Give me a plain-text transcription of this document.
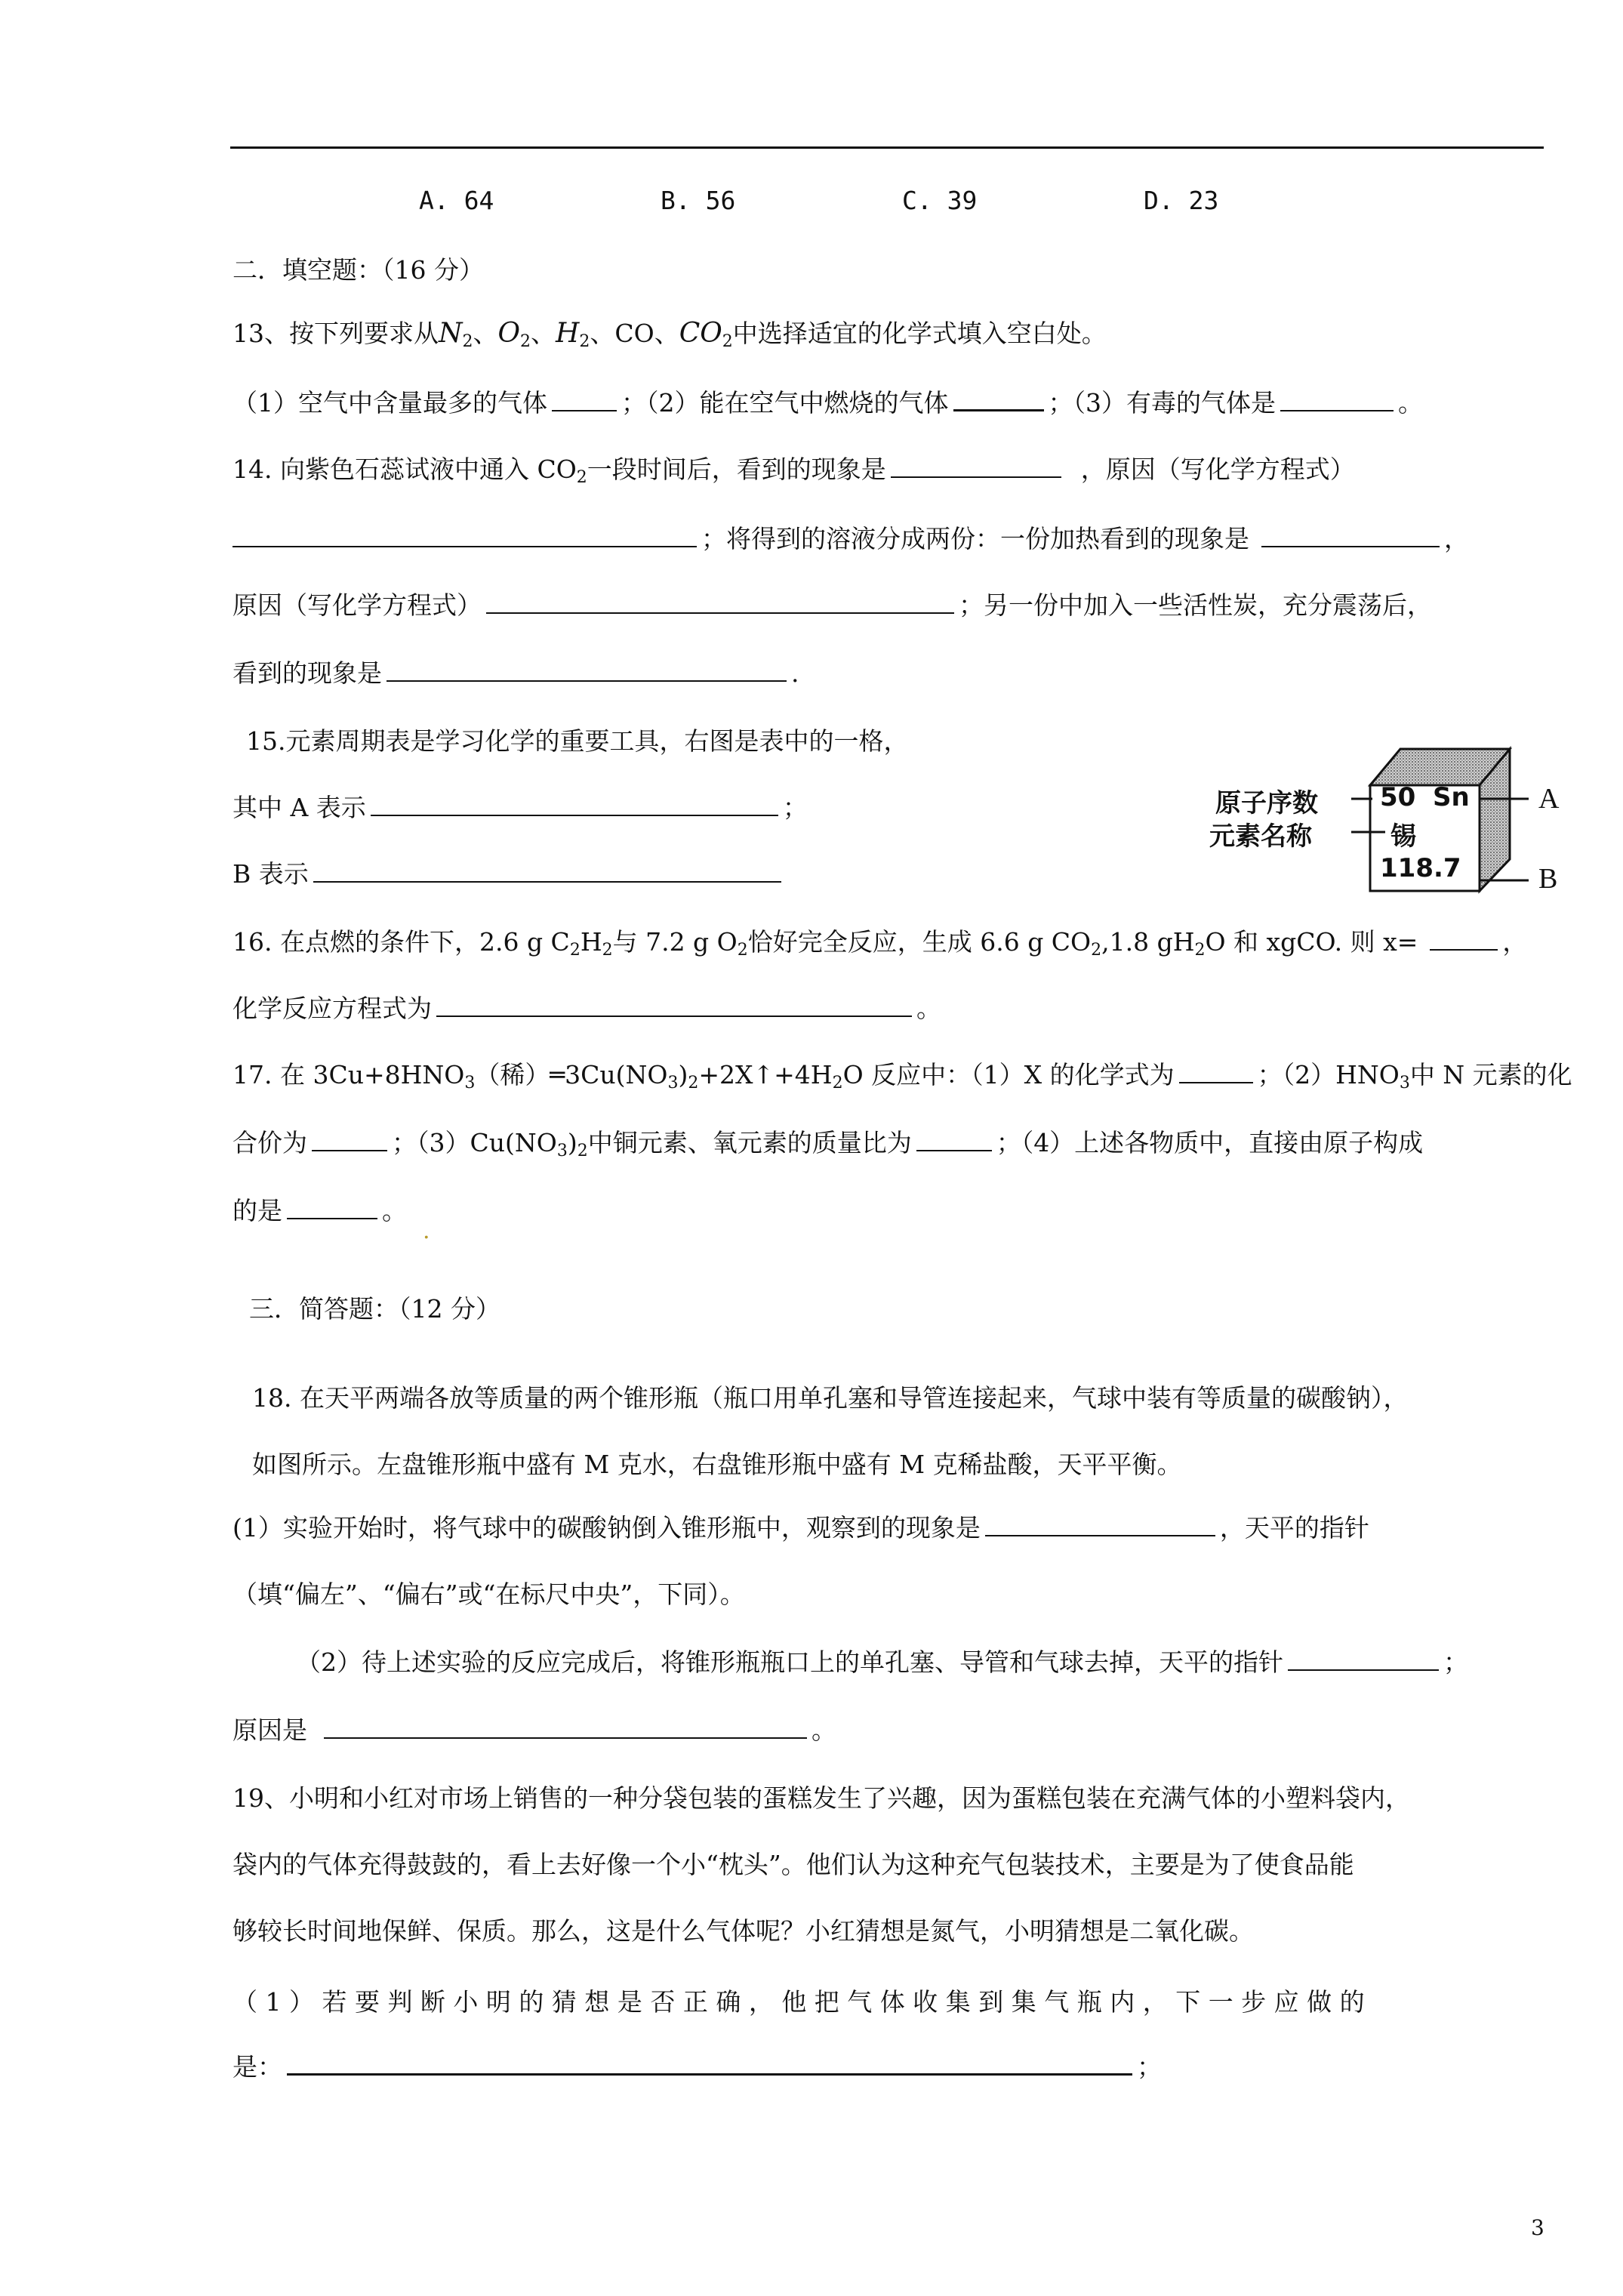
A. 64	B. 56	C. 39	D. 23
二．填空题：（16 分）
13、按下列要求从$N_2$、$O_2$、$H_2$、CO、$CO_2$中选择适宜的化学式填入空白处。
（1）空气中含量最多的气体	；（2）能在空气中燃烧的气体	；（3）有毒的气体是	。
14. 向紫色石蕊试液中通入 $CO_2$一段时间后，看到的现象是	，原因（写化学方程式）
；将得到的溶液分成两份：一份加热看到的现象是	，
原因（写化学方程式）	；另一份中加入一些活性炭，充分震荡后，
看到的现象是	.
15.元素周期表是学习化学的重要工具，右图是表中的一格，
其中 A 表示	；
B 表示
原子序数
元素名称
50 Sn
锡
118.7
A
B
16. 在点燃的条件下，2.6 g $C_2H_2$与 7.2 g $O_2$恰好完全反应，生成 6.6 g $CO_2,1.8$ $gH_2O$ 和 xgCO. 则 x=	，
化学反应方程式为	。
17. 在 $3Cu+8HNO_3$（稀）$═3Cu(NO_3)_2+2X↑+4H_2O$ 反应中：（1）X 的化学式为	；$(2)HNO_3$中 N 元素的化
合价为	；$(3)Cu(NO_3)_2$中铜元素、氧元素的质量比为	；（4）上述各物质中，直接由原子构成
的是	。
.
三．简答题：（12 分）
18. 在天平两端各放等质量的两个锥形瓶（瓶口用单孔塞和导管连接起来，气球中装有等质量的碳酸钠），
如图所示。左盘锥形瓶中盛有 M 克水，右盘锥形瓶中盛有 M 克稀盐酸，天平平衡。
(1）实验开始时，将气球中的碳酸钠倒入锥形瓶中，观察到的现象是	，天平的指针
（填“偏左”、“偏右”或“在标尺中央”，下同）。
（2）待上述实验的反应完成后，将锥形瓶瓶口上的单孔塞、导管和气球去掉，天平的指针	；
原因是	。
19、小明和小红对市场上销售的一种分袋包装的蛋糕发生了兴趣，因为蛋糕包装在充满气体的小塑料袋内，
袋内的气体充得鼓鼓的，看上去好像一个小“枕头”。他们认为这种充气包装技术，主要是为了使食品能
够较长时间地保鲜、保质。那么，这是什么气体呢？小红猜想是氮气，小明猜想是二氧化碳。
（ 1 ） 若 要 判 断 小 明 的 猜 想 是 否 正 确 ， 他 把 气 体 收 集 到 集 气 瓶 内 ， 下 一 步 应 做 的
是：	；
3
++++
» WRITTEN TASK
Repeat the listing in full and exactly. Do not include any images.

» THE RESPONSE
Give me a plain-text transcription of this document.
A. 64	B. 56	C. 39	D. 23
二．填空题：（16 分）
13、按下列要求从$N_2$、$O_2$、$H_2$、CO、$CO_2$中选择适宜的化学式填入空白处。
（1）空气中含量最多的气体	；（2）能在空气中燃烧的气体	；（3）有毒的气体是	。
14. 向紫色石蕊试液中通入 $CO_2$一段时间后，看到的现象是	，原因（写化学方程式）
；将得到的溶液分成两份：一份加热看到的现象是	，
原因（写化学方程式）	；另一份中加入一些活性炭，充分震荡后，
看到的现象是	.
15.元素周期表是学习化学的重要工具，右图是表中的一格，
其中 A 表示	；
B 表示
原子序数
元素名称
50 Sn
锡
118.7
A
B
16. 在点燃的条件下，2.6 g $C_2H_2$与 7.2 g $O_2$恰好完全反应，生成 6.6 g $CO_2,1.8$ $gH_2O$ 和 xgCO. 则 x=	，
化学反应方程式为	。
17. 在 $3Cu+8HNO_3$（稀）$═3Cu(NO_3)_2+2X↑+4H_2O$ 反应中：（1）X 的化学式为	；$(2)HNO_3$中 N 元素的化
合价为	；$(3)Cu(NO_3)_2$中铜元素、氧元素的质量比为	；（4）上述各物质中，直接由原子构成
的是	。
.
三．简答题：（12 分）
18. 在天平两端各放等质量的两个锥形瓶（瓶口用单孔塞和导管连接起来，气球中装有等质量的碳酸钠），
如图所示。左盘锥形瓶中盛有 M 克水，右盘锥形瓶中盛有 M 克稀盐酸，天平平衡。
(1）实验开始时，将气球中的碳酸钠倒入锥形瓶中，观察到的现象是	，天平的指针
（填“偏左”、“偏右”或“在标尺中央”，下同）。
（2）待上述实验的反应完成后，将锥形瓶瓶口上的单孔塞、导管和气球去掉，天平的指针	；
原因是	。
19、小明和小红对市场上销售的一种分袋包装的蛋糕发生了兴趣，因为蛋糕包装在充满气体的小塑料袋内，
袋内的气体充得鼓鼓的，看上去好像一个小“枕头”。他们认为这种充气包装技术，主要是为了使食品能
够较长时间地保鲜、保质。那么，这是什么气体呢？小红猜想是氮气，小明猜想是二氧化碳。
（ 1 ） 若 要 判 断 小 明 的 猜 想 是 否 正 确 ， 他 把 气 体 收 集 到 集 气 瓶 内 ， 下 一 步 应 做 的
是：	；
3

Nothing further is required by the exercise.